/---

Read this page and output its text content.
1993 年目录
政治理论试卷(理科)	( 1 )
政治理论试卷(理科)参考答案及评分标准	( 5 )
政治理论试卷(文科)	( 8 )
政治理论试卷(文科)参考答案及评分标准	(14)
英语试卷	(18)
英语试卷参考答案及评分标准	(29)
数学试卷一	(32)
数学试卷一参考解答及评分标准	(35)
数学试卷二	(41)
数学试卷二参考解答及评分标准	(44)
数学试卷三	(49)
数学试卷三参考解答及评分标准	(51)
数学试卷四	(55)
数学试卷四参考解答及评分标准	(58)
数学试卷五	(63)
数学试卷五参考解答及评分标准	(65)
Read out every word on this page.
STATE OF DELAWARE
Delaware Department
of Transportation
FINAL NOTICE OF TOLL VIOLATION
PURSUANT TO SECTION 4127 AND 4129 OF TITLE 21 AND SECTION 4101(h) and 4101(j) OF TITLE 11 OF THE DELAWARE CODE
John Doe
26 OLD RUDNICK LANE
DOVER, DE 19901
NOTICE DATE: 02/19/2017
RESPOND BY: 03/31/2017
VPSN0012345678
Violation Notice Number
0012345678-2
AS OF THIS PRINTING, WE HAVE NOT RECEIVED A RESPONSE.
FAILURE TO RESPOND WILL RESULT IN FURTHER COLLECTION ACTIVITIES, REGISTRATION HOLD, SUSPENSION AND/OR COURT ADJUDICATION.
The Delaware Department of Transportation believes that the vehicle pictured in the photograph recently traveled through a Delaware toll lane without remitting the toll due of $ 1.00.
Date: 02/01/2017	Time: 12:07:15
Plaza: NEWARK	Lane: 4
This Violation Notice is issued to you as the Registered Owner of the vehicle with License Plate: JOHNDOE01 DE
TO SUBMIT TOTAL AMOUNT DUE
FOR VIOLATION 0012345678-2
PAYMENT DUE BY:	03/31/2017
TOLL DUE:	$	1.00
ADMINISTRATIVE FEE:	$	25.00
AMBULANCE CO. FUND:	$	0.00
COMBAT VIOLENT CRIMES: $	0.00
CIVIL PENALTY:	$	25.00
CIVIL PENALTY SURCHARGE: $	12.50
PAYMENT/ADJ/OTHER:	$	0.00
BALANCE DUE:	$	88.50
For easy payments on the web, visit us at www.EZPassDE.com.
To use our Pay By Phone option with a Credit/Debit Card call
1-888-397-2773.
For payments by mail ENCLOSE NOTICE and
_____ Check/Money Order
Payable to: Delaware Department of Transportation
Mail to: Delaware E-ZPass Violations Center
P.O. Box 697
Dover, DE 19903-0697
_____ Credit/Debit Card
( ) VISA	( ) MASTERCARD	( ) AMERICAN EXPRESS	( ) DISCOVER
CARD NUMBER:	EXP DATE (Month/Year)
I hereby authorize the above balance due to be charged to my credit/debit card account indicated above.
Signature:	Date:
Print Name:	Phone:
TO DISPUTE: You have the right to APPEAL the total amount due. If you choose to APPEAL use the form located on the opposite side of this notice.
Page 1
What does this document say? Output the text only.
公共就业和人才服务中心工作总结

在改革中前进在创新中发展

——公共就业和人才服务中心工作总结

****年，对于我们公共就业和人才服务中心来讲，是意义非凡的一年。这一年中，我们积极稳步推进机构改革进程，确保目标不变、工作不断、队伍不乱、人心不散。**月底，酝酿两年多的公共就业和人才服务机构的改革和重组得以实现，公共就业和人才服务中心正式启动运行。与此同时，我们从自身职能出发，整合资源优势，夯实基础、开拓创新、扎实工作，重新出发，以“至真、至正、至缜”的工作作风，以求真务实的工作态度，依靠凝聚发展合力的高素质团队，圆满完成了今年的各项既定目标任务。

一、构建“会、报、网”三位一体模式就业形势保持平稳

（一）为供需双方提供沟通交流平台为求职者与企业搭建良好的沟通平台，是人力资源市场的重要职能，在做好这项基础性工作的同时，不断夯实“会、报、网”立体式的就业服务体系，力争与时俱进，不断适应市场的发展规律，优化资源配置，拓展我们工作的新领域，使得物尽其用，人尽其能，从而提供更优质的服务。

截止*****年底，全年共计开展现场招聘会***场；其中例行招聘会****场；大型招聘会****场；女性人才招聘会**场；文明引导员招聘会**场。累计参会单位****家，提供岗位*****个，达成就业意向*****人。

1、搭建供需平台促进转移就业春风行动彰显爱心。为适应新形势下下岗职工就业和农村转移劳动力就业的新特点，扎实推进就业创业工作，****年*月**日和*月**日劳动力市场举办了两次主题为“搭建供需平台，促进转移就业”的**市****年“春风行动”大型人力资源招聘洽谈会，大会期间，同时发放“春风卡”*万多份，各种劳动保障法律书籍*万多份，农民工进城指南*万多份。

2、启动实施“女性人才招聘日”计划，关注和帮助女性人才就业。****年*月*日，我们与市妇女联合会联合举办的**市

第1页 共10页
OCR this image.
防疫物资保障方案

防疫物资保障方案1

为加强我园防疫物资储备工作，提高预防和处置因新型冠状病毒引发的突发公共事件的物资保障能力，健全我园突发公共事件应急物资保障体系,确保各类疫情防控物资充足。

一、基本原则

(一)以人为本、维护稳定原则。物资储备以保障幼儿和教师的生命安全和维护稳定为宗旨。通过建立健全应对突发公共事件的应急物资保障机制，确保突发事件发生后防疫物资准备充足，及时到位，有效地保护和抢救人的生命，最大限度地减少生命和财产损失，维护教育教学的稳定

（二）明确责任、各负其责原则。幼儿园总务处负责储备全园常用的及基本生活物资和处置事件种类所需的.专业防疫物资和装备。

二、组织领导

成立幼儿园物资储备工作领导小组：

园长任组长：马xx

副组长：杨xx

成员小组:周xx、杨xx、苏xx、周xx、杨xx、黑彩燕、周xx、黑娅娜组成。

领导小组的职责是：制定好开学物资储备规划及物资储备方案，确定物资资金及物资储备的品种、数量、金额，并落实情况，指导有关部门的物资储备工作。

\---

Exactly reproduce all of the entries.

Read this page and output its text content.
1993 年目录
政治理论试卷(理科)	( 1 )
政治理论试卷(理科)参考答案及评分标准	( 5 )
政治理论试卷(文科)	( 8 )
政治理论试卷(文科)参考答案及评分标准	(14)
英语试卷	(18)
英语试卷参考答案及评分标准	(29)
数学试卷一	(32)
数学试卷一参考解答及评分标准	(35)
数学试卷二	(41)
数学试卷二参考解答及评分标准	(44)
数学试卷三	(49)
数学试卷三参考解答及评分标准	(51)
数学试卷四	(55)
数学试卷四参考解答及评分标准	(58)
数学试卷五	(63)
数学试卷五参考解答及评分标准	(65)
Read out every word on this page.
STATE OF DELAWARE
Delaware Department
of Transportation
FINAL NOTICE OF TOLL VIOLATION
PURSUANT TO SECTION 4127 AND 4129 OF TITLE 21 AND SECTION 4101(h) and 4101(j) OF TITLE 11 OF THE DELAWARE CODE
John Doe
26 OLD RUDNICK LANE
DOVER, DE 19901
NOTICE DATE: 02/19/2017
RESPOND BY: 03/31/2017
VPSN0012345678
Violation Notice Number
0012345678-2
AS OF THIS PRINTING, WE HAVE NOT RECEIVED A RESPONSE.
FAILURE TO RESPOND WILL RESULT IN FURTHER COLLECTION ACTIVITIES, REGISTRATION HOLD, SUSPENSION AND/OR COURT ADJUDICATION.
The Delaware Department of Transportation believes that the vehicle pictured in the photograph recently traveled through a Delaware toll lane without remitting the toll due of $ 1.00.
Date: 02/01/2017	Time: 12:07:15
Plaza: NEWARK	Lane: 4
This Violation Notice is issued to you as the Registered Owner of the vehicle with License Plate: JOHNDOE01 DE
TO SUBMIT TOTAL AMOUNT DUE
FOR VIOLATION 0012345678-2
PAYMENT DUE BY:	03/31/2017
TOLL DUE:	$	1.00
ADMINISTRATIVE FEE:	$	25.00
AMBULANCE CO. FUND:	$	0.00
COMBAT VIOLENT CRIMES: $	0.00
CIVIL PENALTY:	$	25.00
CIVIL PENALTY SURCHARGE: $	12.50
PAYMENT/ADJ/OTHER:	$	0.00
BALANCE DUE:	$	88.50
For easy payments on the web, visit us at www.EZPassDE.com.
To use our Pay By Phone option with a Credit/Debit Card call
1-888-397-2773.
For payments by mail ENCLOSE NOTICE and
_____ Check/Money Order
Payable to: Delaware Department of Transportation
Mail to: Delaware E-ZPass Violations Center
P.O. Box 697
Dover, DE 19903-0697
_____ Credit/Debit Card
( ) VISA	( ) MASTERCARD	( ) AMERICAN EXPRESS	( ) DISCOVER
CARD NUMBER:	EXP DATE (Month/Year)
I hereby authorize the above balance due to be charged to my credit/debit card account indicated above.
Signature:	Date:
Print Name:	Phone:
TO DISPUTE: You have the right to APPEAL the total amount due. If you choose to APPEAL use the form located on the opposite side of this notice.
Page 1
What does this document say? Output the text only.
公共就业和人才服务中心工作总结

在改革中前进在创新中发展

——公共就业和人才服务中心工作总结

****年，对于我们公共就业和人才服务中心来讲，是意义非凡的一年。这一年中，我们积极稳步推进机构改革进程，确保目标不变、工作不断、队伍不乱、人心不散。**月底，酝酿两年多的公共就业和人才服务机构的改革和重组得以实现，公共就业和人才服务中心正式启动运行。与此同时，我们从自身职能出发，整合资源优势，夯实基础、开拓创新、扎实工作，重新出发，以“至真、至正、至缜”的工作作风，以求真务实的工作态度，依靠凝聚发展合力的高素质团队，圆满完成了今年的各项既定目标任务。

一、构建“会、报、网”三位一体模式就业形势保持平稳

（一）为供需双方提供沟通交流平台为求职者与企业搭建良好的沟通平台，是人力资源市场的重要职能，在做好这项基础性工作的同时，不断夯实“会、报、网”立体式的就业服务体系，力争与时俱进，不断适应市场的发展规律，优化资源配置，拓展我们工作的新领域，使得物尽其用，人尽其能，从而提供更优质的服务。

截止*****年底，全年共计开展现场招聘会***场；其中例行招聘会****场；大型招聘会****场；女性人才招聘会**场；文明引导员招聘会**场。累计参会单位****家，提供岗位*****个，达成就业意向*****人。

1、搭建供需平台促进转移就业春风行动彰显爱心。为适应新形势下下岗职工就业和农村转移劳动力就业的新特点，扎实推进就业创业工作，****年*月**日和*月**日劳动力市场举办了两次主题为“搭建供需平台，促进转移就业”的**市****年“春风行动”大型人力资源招聘洽谈会，大会期间，同时发放“春风卡”*万多份，各种劳动保障法律书籍*万多份，农民工进城指南*万多份。

2、启动实施“女性人才招聘日”计划，关注和帮助女性人才就业。****年*月*日，我们与市妇女联合会联合举办的**市

第1页 共10页
OCR this image.
防疫物资保障方案

防疫物资保障方案1

为加强我园防疫物资储备工作，提高预防和处置因新型冠状病毒引发的突发公共事件的物资保障能力，健全我园突发公共事件应急物资保障体系,确保各类疫情防控物资充足。

一、基本原则

(一)以人为本、维护稳定原则。物资储备以保障幼儿和教师的生命安全和维护稳定为宗旨。通过建立健全应对突发公共事件的应急物资保障机制，确保突发事件发生后防疫物资准备充足，及时到位，有效地保护和抢救人的生命，最大限度地减少生命和财产损失，维护教育教学的稳定

（二）明确责任、各负其责原则。幼儿园总务处负责储备全园常用的及基本生活物资和处置事件种类所需的.专业防疫物资和装备。

二、组织领导

成立幼儿园物资储备工作领导小组：

园长任组长：马xx

副组长：杨xx

成员小组:周xx、杨xx、苏xx、周xx、杨xx、黑彩燕、周xx、黑娅娜组成。

领导小组的职责是：制定好开学物资储备规划及物资储备方案，确定物资资金及物资储备的品种、数量、金额，并落实情况，指导有关部门的物资储备工作。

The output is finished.